_Input for this task_
-- BEGIN --
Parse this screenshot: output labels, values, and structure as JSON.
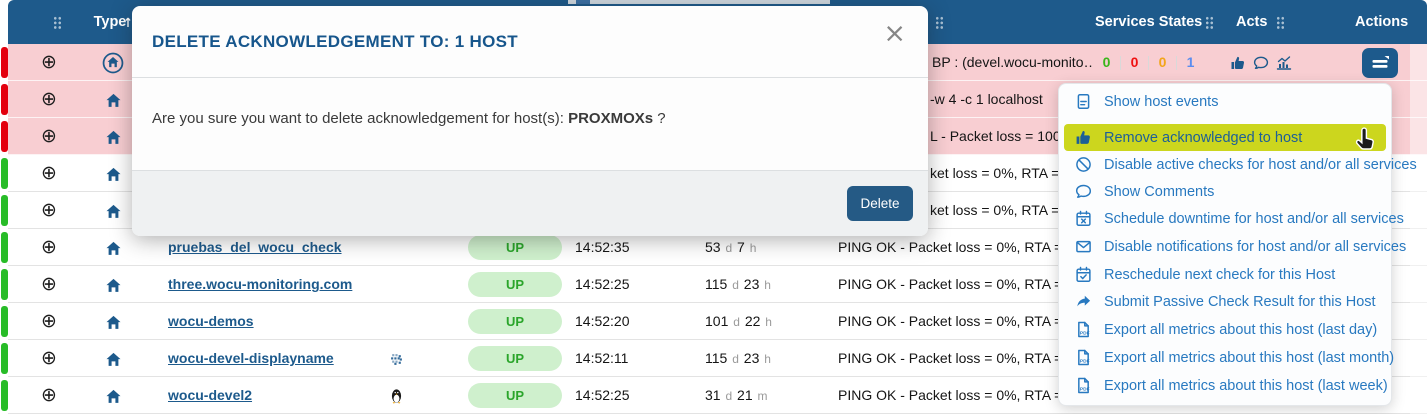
{
  "colors": {
    "header_bg": "#1e5a8b",
    "row_down_bg": "#f8ced2",
    "strip_down": "#e3000e",
    "strip_up": "#28bc28",
    "badge_up_bg": "#cff0cd",
    "badge_up_text": "#2aa52a",
    "link_blue": "#1d5a8c",
    "menu_link": "#2879c0",
    "menu_highlight": "#ccd61e",
    "state_ok": "#39b51a",
    "state_critical": "#ef1010",
    "state_warning": "#f2a51a",
    "state_unknown": "#5b8def",
    "delete_btn": "#255a85"
  },
  "icons": {
    "expand_glyph": "⊕",
    "close_glyph": "×"
  },
  "header": {
    "type": "Type",
    "services_states": "Services States",
    "acts": "Acts",
    "actions": "Actions"
  },
  "modal": {
    "title": "DELETE ACKNOWLEDGEMENT TO: 1 HOST",
    "body_prefix": "Are you sure you want to delete acknowledgement for host(s): ",
    "host_bold": "PROXMOXs",
    "body_suffix": " ?",
    "delete_button": "Delete"
  },
  "context_menu": {
    "items": [
      {
        "label": "Show host events",
        "icon": "document-icon",
        "highlighted": false
      },
      {
        "label": "Remove acknowledged to host",
        "icon": "thumbs-up-icon",
        "highlighted": true
      },
      {
        "label": "Disable active checks for host and/or all services",
        "icon": "ban-icon",
        "highlighted": false
      },
      {
        "label": "Show Comments",
        "icon": "comment-icon",
        "highlighted": false
      },
      {
        "label": "Schedule downtime for host and/or all services",
        "icon": "calendar-x-icon",
        "highlighted": false
      },
      {
        "label": "Disable notifications for host and/or all services",
        "icon": "envelope-icon",
        "highlighted": false
      },
      {
        "label": "Reschedule next check for this Host",
        "icon": "calendar-check-icon",
        "highlighted": false
      },
      {
        "label": "Submit Passive Check Result for this Host",
        "icon": "share-arrow-icon",
        "highlighted": false
      },
      {
        "label": "Export all metrics about this host (last day)",
        "icon": "pdf-file-icon",
        "highlighted": false
      },
      {
        "label": "Export all metrics about this host (last month)",
        "icon": "pdf-file-icon",
        "highlighted": false
      },
      {
        "label": "Export all metrics about this host (last week)",
        "icon": "pdf-file-icon",
        "highlighted": false
      }
    ]
  },
  "table": {
    "rows": [
      {
        "state": "down",
        "bp": true,
        "output_fragment": "BP : (devel.wocu-monito…",
        "services_states": {
          "ok": "0",
          "critical": "0",
          "warning": "0",
          "unknown": "1"
        },
        "acts": [
          "thumbs-up-icon",
          "comment-icon",
          "metrics-chart-icon"
        ],
        "has_actions_button": true
      },
      {
        "state": "down",
        "output_fragment": "-w 4 -c 1 localhost"
      },
      {
        "state": "down",
        "output_fragment": "L - Packet loss = 100"
      },
      {
        "state": "up",
        "output_fragment": "ket loss = 0%, RTA ="
      },
      {
        "state": "up",
        "output_fragment": "ket loss = 0%, RTA ="
      },
      {
        "state": "up",
        "host": "pruebas_del_wocu_check",
        "status": "UP",
        "check_time": "14:52:35",
        "duration": "53 d 7 h",
        "output": "PING OK - Packet loss = 0%, RTA ="
      },
      {
        "state": "up",
        "host": "three.wocu-monitoring.com",
        "status": "UP",
        "check_time": "14:52:25",
        "duration": "115 d 23 h",
        "output": "PING OK - Packet loss = 0%, RTA ="
      },
      {
        "state": "up",
        "host": "wocu-demos",
        "status": "UP",
        "check_time": "14:52:20",
        "duration": "101 d 22 h",
        "output": "PING OK - Packet loss = 0%, RTA ="
      },
      {
        "state": "up",
        "host": "wocu-devel-displayname",
        "status": "UP",
        "check_time": "14:52:11",
        "duration": "115 d 23 h",
        "output": "PING OK - Packet loss = 0%, RTA =",
        "extra_icon": "pixel-cluster-icon"
      },
      {
        "state": "up",
        "host": "wocu-devel2",
        "status": "UP",
        "check_time": "14:52:25",
        "duration": "31 d 21 m",
        "output": "PING OK - Packet loss = 0%, RTA =",
        "extra_icon": "linux-penguin-icon"
      }
    ]
  }
}
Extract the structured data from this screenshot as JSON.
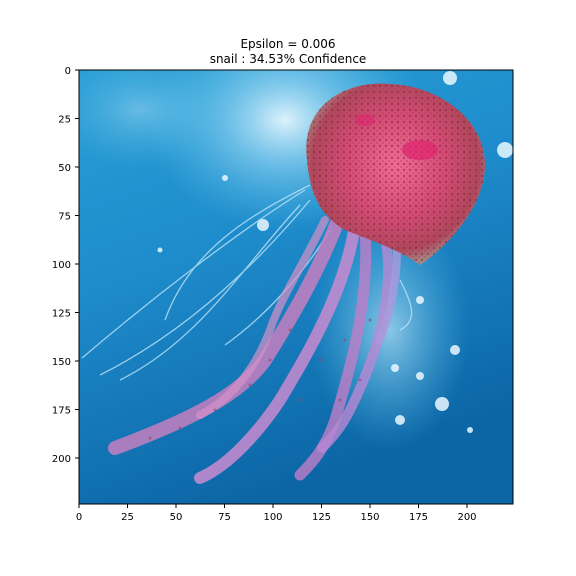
{
  "figure": {
    "title_line_1": "Epsilon = 0.006",
    "title_line_2": "snail : 34.53% Confidence"
  },
  "axes": {
    "x_ticks": [
      "0",
      "25",
      "50",
      "75",
      "100",
      "125",
      "150",
      "175",
      "200"
    ],
    "y_ticks": [
      "0",
      "25",
      "50",
      "75",
      "100",
      "125",
      "150",
      "175",
      "200"
    ]
  },
  "image": {
    "subject": "purple-striped jellyfish underwater (adversarial example)",
    "colors": {
      "water_light": "#46b6e2",
      "water_dark": "#0a5f9c",
      "bell_pink": "#e0457a",
      "bell_brown": "#8a3a1c",
      "tentacle": "#c780c4"
    }
  }
}
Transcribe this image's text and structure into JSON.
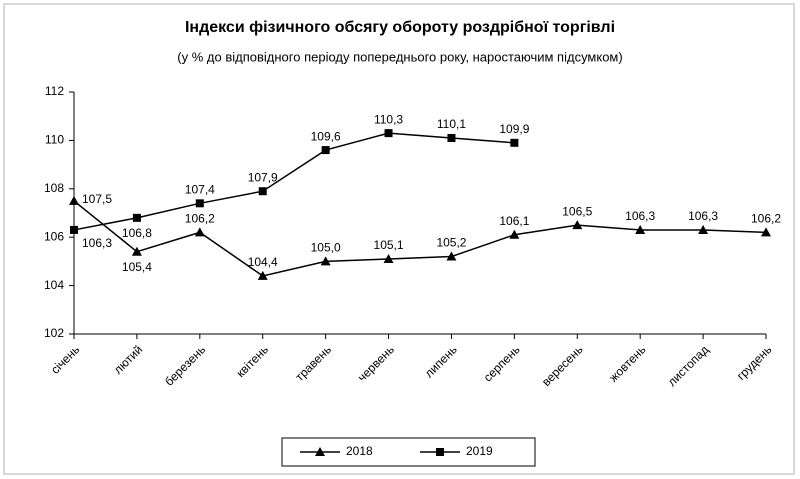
{
  "chart_data": {
    "type": "line",
    "title": "Індекси фізичного обсягу обороту роздрібної торгівлі",
    "subtitle": "(у % до відповідного періоду попереднього року, наростаючим підсумком)",
    "categories": [
      "січень",
      "лютий",
      "березень",
      "квітень",
      "травень",
      "червень",
      "липень",
      "серпень",
      "вересень",
      "жовтень",
      "листопад",
      "грудень"
    ],
    "series": [
      {
        "name": "2018",
        "color": "#000000",
        "marker": "triangle",
        "values": [
          107.5,
          105.4,
          106.2,
          104.4,
          105.0,
          105.1,
          105.2,
          106.1,
          106.5,
          106.3,
          106.3,
          106.2
        ],
        "value_labels": [
          "107,5",
          "105,4",
          "106,2",
          "104,4",
          "105,0",
          "105,1",
          "105,2",
          "106,1",
          "106,5",
          "106,3",
          "106,3",
          "106,2"
        ]
      },
      {
        "name": "2019",
        "color": "#000000",
        "marker": "square",
        "values": [
          106.3,
          106.8,
          107.4,
          107.9,
          109.6,
          110.3,
          110.1,
          109.9,
          null,
          null,
          null,
          null
        ],
        "value_labels": [
          "106,3",
          "106,8",
          "107,4",
          "107,9",
          "109,6",
          "110,3",
          "110,1",
          "109,9",
          null,
          null,
          null,
          null
        ]
      }
    ],
    "ylim": [
      102,
      112
    ],
    "yticks": [
      102,
      104,
      106,
      108,
      110,
      112
    ],
    "grid": false,
    "legend": "bottom"
  }
}
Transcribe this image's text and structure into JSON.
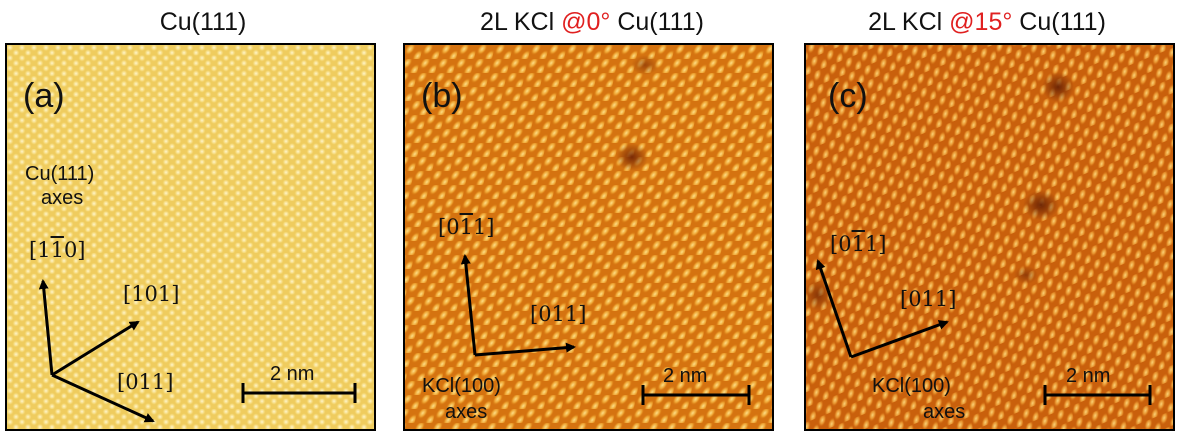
{
  "titles": {
    "a": "Cu(111)",
    "b_pre": "2L KCl ",
    "b_accent": "@0°",
    "b_post": " Cu(111)",
    "c_pre": "2L KCl ",
    "c_accent": "@15°",
    "c_post": " Cu(111)",
    "accent_color": "#e02020"
  },
  "panels": {
    "a": {
      "label": "(a)",
      "axes_line1": "Cu(111)",
      "axes_line2": "axes",
      "dir1": {
        "pre": "[1",
        "bar": "1",
        "post": "0]"
      },
      "dir2": "[101]",
      "dir3": "[011]",
      "scale": "2 nm",
      "colors": {
        "base": "#f2d36a",
        "spot": "#fbeaa8"
      }
    },
    "b": {
      "label": "(b)",
      "axes_line1": "KCl(100)",
      "axes_line2": "axes",
      "dir1": {
        "pre": "[0",
        "bar": "1",
        "post": "1]"
      },
      "dir2": "[011]",
      "scale": "2 nm",
      "colors": {
        "base": "#d9780f",
        "spot": "#f7c64e"
      }
    },
    "c": {
      "label": "(c)",
      "axes_line1": "KCl(100)",
      "axes_line2": "axes",
      "dir1": {
        "pre": "[0",
        "bar": "1",
        "post": "1]"
      },
      "dir2": "[011]",
      "scale": "2 nm",
      "colors": {
        "base": "#cf650d",
        "spot": "#f3b347"
      }
    }
  }
}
-- END --
Within the listing above, copy each line that has the string "metrics".

        "label": "Export all metrics about this host (last day)",
        "label": "Export all metrics about this host (last month)",
        "label": "Export all metrics about this host (last week)",
          "metrics-chart-icon"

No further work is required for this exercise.